▶ _SHORT EXERCISE_
Every line of the material below should be repeated exactly.

(Stored data)
++++++++++++++++++++

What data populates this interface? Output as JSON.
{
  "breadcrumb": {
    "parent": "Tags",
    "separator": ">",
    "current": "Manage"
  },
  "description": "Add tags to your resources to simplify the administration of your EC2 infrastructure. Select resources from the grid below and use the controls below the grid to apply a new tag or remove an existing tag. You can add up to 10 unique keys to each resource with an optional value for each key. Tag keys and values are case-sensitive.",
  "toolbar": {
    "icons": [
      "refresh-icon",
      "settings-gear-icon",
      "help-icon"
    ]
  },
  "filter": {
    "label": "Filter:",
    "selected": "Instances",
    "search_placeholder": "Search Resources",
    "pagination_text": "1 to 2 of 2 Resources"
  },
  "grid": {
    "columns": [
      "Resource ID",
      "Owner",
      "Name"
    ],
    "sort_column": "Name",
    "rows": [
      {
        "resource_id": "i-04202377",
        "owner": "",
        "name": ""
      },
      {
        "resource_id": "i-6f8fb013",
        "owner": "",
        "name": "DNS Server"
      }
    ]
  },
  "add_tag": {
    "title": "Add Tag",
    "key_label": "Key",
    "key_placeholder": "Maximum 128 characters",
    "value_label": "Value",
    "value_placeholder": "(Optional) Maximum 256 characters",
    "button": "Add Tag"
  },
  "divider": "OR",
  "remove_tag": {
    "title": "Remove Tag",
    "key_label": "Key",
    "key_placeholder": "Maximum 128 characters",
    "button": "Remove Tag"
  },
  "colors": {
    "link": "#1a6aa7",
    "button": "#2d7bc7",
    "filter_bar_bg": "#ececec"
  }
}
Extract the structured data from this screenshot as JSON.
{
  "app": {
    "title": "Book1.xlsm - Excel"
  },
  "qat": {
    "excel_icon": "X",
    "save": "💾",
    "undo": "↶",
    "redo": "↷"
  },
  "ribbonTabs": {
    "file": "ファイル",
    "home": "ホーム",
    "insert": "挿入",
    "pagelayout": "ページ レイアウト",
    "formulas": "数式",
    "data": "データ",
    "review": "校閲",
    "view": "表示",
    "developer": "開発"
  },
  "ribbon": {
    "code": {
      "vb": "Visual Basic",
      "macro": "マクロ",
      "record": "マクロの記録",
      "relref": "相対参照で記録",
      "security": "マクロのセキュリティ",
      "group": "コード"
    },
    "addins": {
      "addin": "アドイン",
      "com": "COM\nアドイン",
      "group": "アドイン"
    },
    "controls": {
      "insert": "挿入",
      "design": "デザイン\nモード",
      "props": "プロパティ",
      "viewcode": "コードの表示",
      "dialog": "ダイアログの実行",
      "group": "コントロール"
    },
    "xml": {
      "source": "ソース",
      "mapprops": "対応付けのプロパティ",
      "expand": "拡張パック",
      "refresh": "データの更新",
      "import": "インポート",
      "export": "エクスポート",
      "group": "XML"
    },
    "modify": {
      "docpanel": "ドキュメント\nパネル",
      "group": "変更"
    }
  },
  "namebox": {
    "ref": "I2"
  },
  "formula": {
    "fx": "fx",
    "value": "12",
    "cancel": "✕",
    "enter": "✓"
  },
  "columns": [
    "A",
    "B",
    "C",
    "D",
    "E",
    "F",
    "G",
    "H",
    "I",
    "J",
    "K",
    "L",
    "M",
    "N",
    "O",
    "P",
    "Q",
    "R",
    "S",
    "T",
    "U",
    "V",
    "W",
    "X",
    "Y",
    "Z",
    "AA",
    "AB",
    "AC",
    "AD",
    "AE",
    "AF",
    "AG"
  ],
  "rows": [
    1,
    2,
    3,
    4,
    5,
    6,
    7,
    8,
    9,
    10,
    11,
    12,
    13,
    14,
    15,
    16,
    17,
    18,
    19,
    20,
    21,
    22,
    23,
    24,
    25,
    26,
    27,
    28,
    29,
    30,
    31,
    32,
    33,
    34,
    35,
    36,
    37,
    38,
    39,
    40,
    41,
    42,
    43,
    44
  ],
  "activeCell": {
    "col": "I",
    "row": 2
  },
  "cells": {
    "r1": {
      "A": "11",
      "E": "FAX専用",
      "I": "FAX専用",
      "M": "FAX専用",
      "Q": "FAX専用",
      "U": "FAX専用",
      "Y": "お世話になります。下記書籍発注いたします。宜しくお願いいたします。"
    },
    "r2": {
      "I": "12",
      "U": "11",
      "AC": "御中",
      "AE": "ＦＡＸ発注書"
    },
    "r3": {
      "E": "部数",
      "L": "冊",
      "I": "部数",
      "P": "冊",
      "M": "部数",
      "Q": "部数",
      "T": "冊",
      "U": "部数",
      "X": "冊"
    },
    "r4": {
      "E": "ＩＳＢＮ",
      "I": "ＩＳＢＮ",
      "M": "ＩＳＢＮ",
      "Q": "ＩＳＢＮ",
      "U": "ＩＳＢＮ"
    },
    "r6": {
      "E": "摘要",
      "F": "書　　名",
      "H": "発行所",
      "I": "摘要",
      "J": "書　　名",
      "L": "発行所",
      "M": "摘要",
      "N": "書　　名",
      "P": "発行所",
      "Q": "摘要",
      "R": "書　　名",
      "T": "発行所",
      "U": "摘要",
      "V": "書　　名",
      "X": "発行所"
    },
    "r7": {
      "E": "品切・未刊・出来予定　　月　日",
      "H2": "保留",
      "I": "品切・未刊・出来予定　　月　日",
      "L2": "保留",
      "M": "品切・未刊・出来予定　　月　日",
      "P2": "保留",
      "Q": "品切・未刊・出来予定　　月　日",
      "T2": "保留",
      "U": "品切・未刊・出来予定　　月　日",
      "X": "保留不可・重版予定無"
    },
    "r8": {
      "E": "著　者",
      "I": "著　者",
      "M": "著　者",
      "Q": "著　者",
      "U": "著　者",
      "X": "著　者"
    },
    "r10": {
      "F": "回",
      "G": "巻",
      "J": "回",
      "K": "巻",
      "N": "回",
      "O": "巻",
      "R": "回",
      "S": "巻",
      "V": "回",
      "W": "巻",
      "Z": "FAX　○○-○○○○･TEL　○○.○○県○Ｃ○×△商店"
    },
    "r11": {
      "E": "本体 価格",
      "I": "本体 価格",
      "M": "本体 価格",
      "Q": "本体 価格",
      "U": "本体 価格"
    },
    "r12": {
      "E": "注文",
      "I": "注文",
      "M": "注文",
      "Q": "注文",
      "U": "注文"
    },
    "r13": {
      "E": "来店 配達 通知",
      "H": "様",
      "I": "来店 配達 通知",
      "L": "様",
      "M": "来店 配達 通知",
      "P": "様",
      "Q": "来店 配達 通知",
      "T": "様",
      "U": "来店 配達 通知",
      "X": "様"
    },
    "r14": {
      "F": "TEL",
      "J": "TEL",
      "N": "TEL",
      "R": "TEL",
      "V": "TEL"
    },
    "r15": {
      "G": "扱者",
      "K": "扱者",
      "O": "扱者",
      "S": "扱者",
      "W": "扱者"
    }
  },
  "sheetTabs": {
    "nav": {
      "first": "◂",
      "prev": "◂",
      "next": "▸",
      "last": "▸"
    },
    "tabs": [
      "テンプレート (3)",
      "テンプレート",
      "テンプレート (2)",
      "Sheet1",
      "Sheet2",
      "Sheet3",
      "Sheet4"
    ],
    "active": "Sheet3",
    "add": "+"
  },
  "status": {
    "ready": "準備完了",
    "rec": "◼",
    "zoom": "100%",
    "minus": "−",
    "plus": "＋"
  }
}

++++++++++++++++++++

▶ _FINAL RESULT_
What data populates this interface? Output as JSON.
{
  "breadcrumb": {
    "parent": "Tags",
    "separator": ">",
    "current": "Manage"
  },
  "description": "Add tags to your resources to simplify the administration of your EC2 infrastructure. Select resources from the grid below and use the controls below the grid to apply a new tag or remove an existing tag. You can add up to 10 unique keys to each resource with an optional value for each key. Tag keys and values are case-sensitive.",
  "toolbar": {
    "icons": [
      "refresh-icon",
      "settings-gear-icon",
      "help-icon"
    ]
  },
  "filter": {
    "label": "Filter:",
    "selected": "Instances",
    "search_placeholder": "Search Resources",
    "pagination_text": "1 to 2 of 2 Resources"
  },
  "grid": {
    "columns": [
      "Resource ID",
      "Owner",
      "Name"
    ],
    "sort_column": "Name",
    "rows": [
      {
        "resource_id": "i-04202377",
        "owner": "",
        "name": ""
      },
      {
        "resource_id": "i-6f8fb013",
        "owner": "",
        "name": "DNS Server"
      }
    ]
  },
  "add_tag": {
    "title": "Add Tag",
    "key_label": "Key",
    "key_placeholder": "Maximum 128 characters",
    "value_label": "Value",
    "value_placeholder": "(Optional) Maximum 256 characters",
    "button": "Add Tag"
  },
  "divider": "OR",
  "remove_tag": {
    "title": "Remove Tag",
    "key_label": "Key",
    "key_placeholder": "Maximum 128 characters",
    "button": "Remove Tag"
  },
  "colors": {
    "link": "#1a6aa7",
    "button": "#2d7bc7",
    "filter_bar_bg": "#ececec"
  }
}
Extract the structured data from this screenshot as JSON.
{
  "app": {
    "title": "Book1.xlsm - Excel"
  },
  "qat": {
    "excel_icon": "X",
    "save": "💾",
    "undo": "↶",
    "redo": "↷"
  },
  "ribbonTabs": {
    "file": "ファイル",
    "home": "ホーム",
    "insert": "挿入",
    "pagelayout": "ページ レイアウト",
    "formulas": "数式",
    "data": "データ",
    "review": "校閲",
    "view": "表示",
    "developer": "開発"
  },
  "ribbon": {
    "code": {
      "vb": "Visual Basic",
      "macro": "マクロ",
      "record": "マクロの記録",
      "relref": "相対参照で記録",
      "security": "マクロのセキュリティ",
      "group": "コード"
    },
    "addins": {
      "addin": "アドイン",
      "com": "COM\nアドイン",
      "group": "アドイン"
    },
    "controls": {
      "insert": "挿入",
      "design": "デザイン\nモード",
      "props": "プロパティ",
      "viewcode": "コードの表示",
      "dialog": "ダイアログの実行",
      "group": "コントロール"
    },
    "xml": {
      "source": "ソース",
      "mapprops": "対応付けのプロパティ",
      "expand": "拡張パック",
      "refresh": "データの更新",
      "import": "インポート",
      "export": "エクスポート",
      "group": "XML"
    },
    "modify": {
      "docpanel": "ドキュメント\nパネル",
      "group": "変更"
    }
  },
  "namebox": {
    "ref": "I2"
  },
  "formula": {
    "fx": "fx",
    "value": "12",
    "cancel": "✕",
    "enter": "✓"
  },
  "columns": [
    "A",
    "B",
    "C",
    "D",
    "E",
    "F",
    "G",
    "H",
    "I",
    "J",
    "K",
    "L",
    "M",
    "N",
    "O",
    "P",
    "Q",
    "R",
    "S",
    "T",
    "U",
    "V",
    "W",
    "X",
    "Y",
    "Z",
    "AA",
    "AB",
    "AC",
    "AD",
    "AE",
    "AF",
    "AG"
  ],
  "rows": [
    1,
    2,
    3,
    4,
    5,
    6,
    7,
    8,
    9,
    10,
    11,
    12,
    13,
    14,
    15,
    16,
    17,
    18,
    19,
    20,
    21,
    22,
    23,
    24,
    25,
    26,
    27,
    28,
    29,
    30,
    31,
    32,
    33,
    34,
    35,
    36,
    37,
    38,
    39,
    40,
    41,
    42,
    43,
    44
  ],
  "activeCell": {
    "col": "I",
    "row": 2
  },
  "cells": {
    "r1": {
      "A": "11",
      "E": "FAX専用",
      "I": "FAX専用",
      "M": "FAX専用",
      "Q": "FAX専用",
      "U": "FAX専用",
      "Y": "お世話になります。下記書籍発注いたします。宜しくお願いいたします。"
    },
    "r2": {
      "I": "12",
      "U": "11",
      "AC": "御中",
      "AE": "ＦＡＸ発注書"
    },
    "r3": {
      "E": "部数",
      "L": "冊",
      "I": "部数",
      "P": "冊",
      "M": "部数",
      "Q": "部数",
      "T": "冊",
      "U": "部数",
      "X": "冊"
    },
    "r4": {
      "E": "ＩＳＢＮ",
      "I": "ＩＳＢＮ",
      "M": "ＩＳＢＮ",
      "Q": "ＩＳＢＮ",
      "U": "ＩＳＢＮ"
    },
    "r6": {
      "E": "摘要",
      "F": "書　　名",
      "H": "発行所",
      "I": "摘要",
      "J": "書　　名",
      "L": "発行所",
      "M": "摘要",
      "N": "書　　名",
      "P": "発行所",
      "Q": "摘要",
      "R": "書　　名",
      "T": "発行所",
      "U": "摘要",
      "V": "書　　名",
      "X": "発行所"
    },
    "r7": {
      "E": "品切・未刊・出来予定　　月　日",
      "H2": "保留",
      "I": "品切・未刊・出来予定　　月　日",
      "L2": "保留",
      "M": "品切・未刊・出来予定　　月　日",
      "P2": "保留",
      "Q": "品切・未刊・出来予定　　月　日",
      "T2": "保留",
      "U": "品切・未刊・出来予定　　月　日",
      "X": "保留不可・重版予定無"
    },
    "r8": {
      "E": "著　者",
      "I": "著　者",
      "M": "著　者",
      "Q": "著　者",
      "U": "著　者",
      "X": "著　者"
    },
    "r10": {
      "F": "回",
      "G": "巻",
      "J": "回",
      "K": "巻",
      "N": "回",
      "O": "巻",
      "R": "回",
      "S": "巻",
      "V": "回",
      "W": "巻",
      "Z": "FAX　○○-○○○○･TEL　○○.○○県○Ｃ○×△商店"
    },
    "r11": {
      "E": "本体 価格",
      "I": "本体 価格",
      "M": "本体 価格",
      "Q": "本体 価格",
      "U": "本体 価格"
    },
    "r12": {
      "E": "注文",
      "I": "注文",
      "M": "注文",
      "Q": "注文",
      "U": "注文"
    },
    "r13": {
      "E": "来店 配達 通知",
      "H": "様",
      "I": "来店 配達 通知",
      "L": "様",
      "M": "来店 配達 通知",
      "P": "様",
      "Q": "来店 配達 通知",
      "T": "様",
      "U": "来店 配達 通知",
      "X": "様"
    },
    "r14": {
      "F": "TEL",
      "J": "TEL",
      "N": "TEL",
      "R": "TEL",
      "V": "TEL"
    },
    "r15": {
      "G": "扱者",
      "K": "扱者",
      "O": "扱者",
      "S": "扱者",
      "W": "扱者"
    }
  },
  "sheetTabs": {
    "nav": {
      "first": "◂",
      "prev": "◂",
      "next": "▸",
      "last": "▸"
    },
    "tabs": [
      "テンプレート (3)",
      "テンプレート",
      "テンプレート (2)",
      "Sheet1",
      "Sheet2",
      "Sheet3",
      "Sheet4"
    ],
    "active": "Sheet3",
    "add": "+"
  },
  "status": {
    "ready": "準備完了",
    "rec": "◼",
    "zoom": "100%",
    "minus": "−",
    "plus": "＋"
  }
}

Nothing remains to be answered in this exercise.